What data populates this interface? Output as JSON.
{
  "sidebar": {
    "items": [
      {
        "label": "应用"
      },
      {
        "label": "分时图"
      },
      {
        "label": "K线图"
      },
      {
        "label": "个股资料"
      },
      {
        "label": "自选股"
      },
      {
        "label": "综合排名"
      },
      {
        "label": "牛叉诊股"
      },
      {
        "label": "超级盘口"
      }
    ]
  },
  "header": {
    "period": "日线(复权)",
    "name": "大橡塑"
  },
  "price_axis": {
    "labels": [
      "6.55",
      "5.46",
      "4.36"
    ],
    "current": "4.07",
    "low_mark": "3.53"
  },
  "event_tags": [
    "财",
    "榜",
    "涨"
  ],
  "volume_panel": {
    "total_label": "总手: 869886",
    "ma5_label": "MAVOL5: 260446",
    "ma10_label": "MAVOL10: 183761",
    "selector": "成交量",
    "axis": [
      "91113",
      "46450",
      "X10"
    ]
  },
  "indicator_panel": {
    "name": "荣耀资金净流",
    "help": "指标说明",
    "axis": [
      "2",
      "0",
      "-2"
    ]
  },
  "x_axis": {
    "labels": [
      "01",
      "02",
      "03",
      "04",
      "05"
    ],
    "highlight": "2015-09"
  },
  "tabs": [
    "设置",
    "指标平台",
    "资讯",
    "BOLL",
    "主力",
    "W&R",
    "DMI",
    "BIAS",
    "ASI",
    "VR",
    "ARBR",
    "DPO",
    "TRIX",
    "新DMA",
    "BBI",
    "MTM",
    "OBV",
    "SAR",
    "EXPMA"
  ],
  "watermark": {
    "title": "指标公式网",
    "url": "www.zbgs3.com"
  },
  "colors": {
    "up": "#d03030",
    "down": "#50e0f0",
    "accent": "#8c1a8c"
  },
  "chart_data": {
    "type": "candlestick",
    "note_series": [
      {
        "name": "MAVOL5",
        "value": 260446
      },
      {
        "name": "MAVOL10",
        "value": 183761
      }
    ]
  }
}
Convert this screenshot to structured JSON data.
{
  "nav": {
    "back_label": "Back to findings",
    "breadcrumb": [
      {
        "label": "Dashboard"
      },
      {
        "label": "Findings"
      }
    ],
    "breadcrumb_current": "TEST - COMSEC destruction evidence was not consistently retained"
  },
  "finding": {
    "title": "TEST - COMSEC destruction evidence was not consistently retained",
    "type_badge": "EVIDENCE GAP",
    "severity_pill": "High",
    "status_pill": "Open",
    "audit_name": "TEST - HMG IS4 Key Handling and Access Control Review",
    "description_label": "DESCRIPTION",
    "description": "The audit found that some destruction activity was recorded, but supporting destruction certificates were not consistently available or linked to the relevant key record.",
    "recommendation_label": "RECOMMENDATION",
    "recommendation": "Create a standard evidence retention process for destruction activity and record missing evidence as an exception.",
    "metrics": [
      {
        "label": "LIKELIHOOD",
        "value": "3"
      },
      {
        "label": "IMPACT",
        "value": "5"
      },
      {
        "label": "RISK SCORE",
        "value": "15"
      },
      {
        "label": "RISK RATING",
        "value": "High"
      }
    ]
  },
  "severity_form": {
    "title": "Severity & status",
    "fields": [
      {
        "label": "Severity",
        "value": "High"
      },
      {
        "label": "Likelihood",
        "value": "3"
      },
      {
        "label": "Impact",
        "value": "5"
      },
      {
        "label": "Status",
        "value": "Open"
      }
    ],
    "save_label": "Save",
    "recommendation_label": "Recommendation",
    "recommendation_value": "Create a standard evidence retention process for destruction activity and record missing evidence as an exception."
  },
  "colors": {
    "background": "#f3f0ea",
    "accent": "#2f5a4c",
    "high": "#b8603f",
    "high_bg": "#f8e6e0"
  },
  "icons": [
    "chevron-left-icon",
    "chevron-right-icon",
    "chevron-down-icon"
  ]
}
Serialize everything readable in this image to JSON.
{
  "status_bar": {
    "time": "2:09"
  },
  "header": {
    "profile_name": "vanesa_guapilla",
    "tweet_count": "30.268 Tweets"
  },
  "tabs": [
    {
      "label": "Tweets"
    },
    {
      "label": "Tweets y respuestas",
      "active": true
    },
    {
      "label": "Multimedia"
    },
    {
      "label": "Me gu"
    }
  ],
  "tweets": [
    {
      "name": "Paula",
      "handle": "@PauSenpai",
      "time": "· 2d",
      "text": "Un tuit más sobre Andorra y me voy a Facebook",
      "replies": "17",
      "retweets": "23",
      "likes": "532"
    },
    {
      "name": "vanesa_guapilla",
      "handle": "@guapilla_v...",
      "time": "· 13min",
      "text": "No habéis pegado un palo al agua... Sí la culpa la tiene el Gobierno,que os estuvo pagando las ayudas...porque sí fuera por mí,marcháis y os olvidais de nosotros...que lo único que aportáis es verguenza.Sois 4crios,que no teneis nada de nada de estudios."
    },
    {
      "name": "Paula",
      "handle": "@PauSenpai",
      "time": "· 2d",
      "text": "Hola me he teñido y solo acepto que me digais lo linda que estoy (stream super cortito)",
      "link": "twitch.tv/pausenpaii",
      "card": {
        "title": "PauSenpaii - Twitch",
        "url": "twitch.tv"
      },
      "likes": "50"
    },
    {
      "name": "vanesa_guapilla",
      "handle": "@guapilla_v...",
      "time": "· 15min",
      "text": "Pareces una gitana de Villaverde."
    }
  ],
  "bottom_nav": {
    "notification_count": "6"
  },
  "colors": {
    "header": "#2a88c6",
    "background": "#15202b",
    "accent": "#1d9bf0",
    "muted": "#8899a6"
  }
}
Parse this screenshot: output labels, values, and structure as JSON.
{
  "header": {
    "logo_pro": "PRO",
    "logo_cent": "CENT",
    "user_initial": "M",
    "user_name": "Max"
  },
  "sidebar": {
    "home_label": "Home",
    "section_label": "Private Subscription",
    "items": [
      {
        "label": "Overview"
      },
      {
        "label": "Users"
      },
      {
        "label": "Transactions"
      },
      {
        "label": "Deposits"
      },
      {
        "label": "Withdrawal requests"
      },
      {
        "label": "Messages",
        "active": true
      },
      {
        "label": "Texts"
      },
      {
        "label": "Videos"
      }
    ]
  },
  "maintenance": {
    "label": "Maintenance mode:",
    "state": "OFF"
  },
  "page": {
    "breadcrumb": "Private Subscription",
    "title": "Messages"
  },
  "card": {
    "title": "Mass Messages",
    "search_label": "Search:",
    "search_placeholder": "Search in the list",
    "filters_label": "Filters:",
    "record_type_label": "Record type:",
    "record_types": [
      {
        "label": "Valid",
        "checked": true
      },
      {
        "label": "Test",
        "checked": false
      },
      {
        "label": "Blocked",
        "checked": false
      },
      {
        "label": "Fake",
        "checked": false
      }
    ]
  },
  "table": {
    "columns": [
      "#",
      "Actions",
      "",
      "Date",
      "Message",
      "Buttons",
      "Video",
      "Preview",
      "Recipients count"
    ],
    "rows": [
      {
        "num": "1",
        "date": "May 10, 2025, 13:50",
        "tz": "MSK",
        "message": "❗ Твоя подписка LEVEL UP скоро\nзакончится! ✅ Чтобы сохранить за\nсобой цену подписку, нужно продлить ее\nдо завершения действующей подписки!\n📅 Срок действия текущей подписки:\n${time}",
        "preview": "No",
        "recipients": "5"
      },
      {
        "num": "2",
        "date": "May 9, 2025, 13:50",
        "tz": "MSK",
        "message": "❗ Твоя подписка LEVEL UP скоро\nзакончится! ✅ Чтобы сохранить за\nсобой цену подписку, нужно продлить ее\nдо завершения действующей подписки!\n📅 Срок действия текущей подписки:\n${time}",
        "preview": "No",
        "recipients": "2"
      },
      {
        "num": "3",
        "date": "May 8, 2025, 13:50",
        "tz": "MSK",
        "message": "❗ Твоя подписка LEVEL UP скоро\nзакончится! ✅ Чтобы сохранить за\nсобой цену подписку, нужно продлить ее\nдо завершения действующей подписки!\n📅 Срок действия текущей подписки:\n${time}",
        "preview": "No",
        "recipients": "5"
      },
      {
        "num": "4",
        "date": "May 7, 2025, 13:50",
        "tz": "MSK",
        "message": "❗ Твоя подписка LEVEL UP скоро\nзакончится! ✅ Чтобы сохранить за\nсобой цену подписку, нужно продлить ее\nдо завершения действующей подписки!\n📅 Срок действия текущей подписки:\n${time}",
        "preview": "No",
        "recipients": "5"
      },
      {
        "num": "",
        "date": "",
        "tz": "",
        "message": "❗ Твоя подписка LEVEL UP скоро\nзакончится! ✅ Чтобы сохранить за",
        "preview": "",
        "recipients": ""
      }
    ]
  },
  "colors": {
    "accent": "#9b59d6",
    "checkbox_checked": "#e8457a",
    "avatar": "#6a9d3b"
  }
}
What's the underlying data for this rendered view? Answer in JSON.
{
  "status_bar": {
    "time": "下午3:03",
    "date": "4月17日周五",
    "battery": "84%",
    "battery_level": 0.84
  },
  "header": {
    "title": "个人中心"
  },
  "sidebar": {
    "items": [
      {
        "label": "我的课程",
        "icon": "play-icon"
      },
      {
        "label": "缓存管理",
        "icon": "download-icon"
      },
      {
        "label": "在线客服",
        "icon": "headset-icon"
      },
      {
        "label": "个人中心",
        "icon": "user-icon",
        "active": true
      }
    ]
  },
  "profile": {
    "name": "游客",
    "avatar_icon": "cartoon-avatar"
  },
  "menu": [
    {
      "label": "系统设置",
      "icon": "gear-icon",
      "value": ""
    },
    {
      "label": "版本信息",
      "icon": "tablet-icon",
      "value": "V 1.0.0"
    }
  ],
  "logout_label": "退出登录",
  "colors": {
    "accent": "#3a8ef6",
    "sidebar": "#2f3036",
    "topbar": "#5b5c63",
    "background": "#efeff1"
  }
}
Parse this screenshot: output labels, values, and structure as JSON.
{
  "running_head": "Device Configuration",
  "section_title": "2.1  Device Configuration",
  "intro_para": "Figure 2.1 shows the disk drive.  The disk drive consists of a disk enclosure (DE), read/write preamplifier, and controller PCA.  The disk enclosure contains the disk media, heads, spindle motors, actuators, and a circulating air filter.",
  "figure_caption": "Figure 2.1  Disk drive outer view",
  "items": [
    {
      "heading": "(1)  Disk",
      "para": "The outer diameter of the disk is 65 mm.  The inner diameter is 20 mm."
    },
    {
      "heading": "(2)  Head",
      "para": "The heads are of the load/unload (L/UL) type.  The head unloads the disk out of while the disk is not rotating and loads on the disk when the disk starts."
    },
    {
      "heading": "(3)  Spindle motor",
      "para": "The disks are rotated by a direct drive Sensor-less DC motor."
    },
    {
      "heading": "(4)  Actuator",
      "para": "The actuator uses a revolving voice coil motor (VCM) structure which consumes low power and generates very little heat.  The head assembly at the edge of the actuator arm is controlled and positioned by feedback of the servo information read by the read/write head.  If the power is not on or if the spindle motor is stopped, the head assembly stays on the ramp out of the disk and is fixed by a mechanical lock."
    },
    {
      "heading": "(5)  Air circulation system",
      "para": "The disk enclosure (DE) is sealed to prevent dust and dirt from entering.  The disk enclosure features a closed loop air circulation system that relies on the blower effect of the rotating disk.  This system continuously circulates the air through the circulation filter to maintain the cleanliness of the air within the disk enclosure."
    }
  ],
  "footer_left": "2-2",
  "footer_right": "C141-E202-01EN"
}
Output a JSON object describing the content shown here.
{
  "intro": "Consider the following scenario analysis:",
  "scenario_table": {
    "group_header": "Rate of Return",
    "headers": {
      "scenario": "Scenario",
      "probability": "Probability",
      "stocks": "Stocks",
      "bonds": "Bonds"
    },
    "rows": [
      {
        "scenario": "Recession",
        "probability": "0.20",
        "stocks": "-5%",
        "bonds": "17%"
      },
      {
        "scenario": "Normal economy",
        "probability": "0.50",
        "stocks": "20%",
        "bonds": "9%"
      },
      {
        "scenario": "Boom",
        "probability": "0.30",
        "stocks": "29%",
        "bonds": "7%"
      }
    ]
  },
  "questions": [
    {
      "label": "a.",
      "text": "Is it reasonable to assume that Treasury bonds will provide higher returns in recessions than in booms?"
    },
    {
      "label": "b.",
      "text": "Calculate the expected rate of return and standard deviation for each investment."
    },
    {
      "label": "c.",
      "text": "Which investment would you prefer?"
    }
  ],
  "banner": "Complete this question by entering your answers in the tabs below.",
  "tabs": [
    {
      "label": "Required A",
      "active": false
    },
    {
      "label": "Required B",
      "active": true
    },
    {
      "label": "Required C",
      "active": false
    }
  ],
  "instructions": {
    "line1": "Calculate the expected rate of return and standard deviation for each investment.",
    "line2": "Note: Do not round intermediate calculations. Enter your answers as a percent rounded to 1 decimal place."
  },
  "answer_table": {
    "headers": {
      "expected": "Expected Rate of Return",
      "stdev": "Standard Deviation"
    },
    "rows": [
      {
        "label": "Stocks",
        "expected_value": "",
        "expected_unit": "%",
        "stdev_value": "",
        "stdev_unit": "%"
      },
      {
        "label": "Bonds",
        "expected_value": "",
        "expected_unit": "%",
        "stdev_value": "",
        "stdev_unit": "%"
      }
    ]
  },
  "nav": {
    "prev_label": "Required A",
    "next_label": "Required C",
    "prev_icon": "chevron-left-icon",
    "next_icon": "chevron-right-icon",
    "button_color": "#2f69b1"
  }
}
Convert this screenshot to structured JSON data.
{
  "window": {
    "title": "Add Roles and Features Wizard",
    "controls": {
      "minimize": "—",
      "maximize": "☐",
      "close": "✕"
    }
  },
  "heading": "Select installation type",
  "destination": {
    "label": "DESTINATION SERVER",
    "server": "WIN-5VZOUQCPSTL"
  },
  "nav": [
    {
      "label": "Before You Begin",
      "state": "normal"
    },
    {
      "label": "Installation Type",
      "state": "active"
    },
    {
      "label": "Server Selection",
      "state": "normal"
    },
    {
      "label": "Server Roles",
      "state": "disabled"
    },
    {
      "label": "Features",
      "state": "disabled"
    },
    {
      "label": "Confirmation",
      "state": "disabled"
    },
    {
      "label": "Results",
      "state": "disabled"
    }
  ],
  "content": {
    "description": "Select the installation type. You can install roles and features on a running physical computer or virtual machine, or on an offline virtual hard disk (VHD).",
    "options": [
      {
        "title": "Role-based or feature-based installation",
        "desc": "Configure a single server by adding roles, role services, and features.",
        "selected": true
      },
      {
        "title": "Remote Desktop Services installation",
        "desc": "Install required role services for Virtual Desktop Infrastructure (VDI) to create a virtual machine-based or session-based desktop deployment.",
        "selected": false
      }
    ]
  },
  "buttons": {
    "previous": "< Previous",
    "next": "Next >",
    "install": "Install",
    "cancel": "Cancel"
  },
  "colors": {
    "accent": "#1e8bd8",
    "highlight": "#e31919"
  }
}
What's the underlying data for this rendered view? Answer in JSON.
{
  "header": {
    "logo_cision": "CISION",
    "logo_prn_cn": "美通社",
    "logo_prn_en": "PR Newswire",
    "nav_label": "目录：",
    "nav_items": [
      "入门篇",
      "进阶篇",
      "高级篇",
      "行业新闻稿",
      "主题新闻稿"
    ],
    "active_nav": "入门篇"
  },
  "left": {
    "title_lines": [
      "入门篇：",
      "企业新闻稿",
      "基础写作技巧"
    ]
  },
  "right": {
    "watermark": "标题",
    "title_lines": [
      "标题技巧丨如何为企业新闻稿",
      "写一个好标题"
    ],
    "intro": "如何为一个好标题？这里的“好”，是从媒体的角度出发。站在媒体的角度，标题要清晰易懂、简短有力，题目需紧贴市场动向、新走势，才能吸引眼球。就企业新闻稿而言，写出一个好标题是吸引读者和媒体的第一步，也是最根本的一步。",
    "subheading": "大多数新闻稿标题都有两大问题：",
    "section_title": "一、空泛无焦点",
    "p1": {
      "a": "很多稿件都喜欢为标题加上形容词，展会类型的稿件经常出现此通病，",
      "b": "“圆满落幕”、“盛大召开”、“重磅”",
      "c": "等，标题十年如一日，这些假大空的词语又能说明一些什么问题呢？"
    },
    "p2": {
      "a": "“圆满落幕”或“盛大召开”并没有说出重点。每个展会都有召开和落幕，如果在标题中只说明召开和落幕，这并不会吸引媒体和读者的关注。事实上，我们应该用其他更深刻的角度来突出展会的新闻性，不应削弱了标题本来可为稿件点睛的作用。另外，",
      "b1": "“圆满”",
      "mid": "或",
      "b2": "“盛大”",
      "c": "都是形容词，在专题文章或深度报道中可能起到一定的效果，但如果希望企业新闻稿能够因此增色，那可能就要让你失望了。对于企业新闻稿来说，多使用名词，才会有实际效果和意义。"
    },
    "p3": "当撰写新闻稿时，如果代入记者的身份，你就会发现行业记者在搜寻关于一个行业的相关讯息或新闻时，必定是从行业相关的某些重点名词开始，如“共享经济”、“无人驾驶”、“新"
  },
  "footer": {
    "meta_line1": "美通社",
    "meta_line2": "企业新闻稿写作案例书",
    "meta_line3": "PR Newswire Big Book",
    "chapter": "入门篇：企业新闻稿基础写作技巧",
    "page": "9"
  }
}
============================================================
| EXERCISE GOAL |
Copy every line above in which the string "probability" shows up.

| COMPLETE OUTPUT |
      "probability": "Probability",
        "probability": "0.20",
        "probability": "0.50",
        "probability": "0.30",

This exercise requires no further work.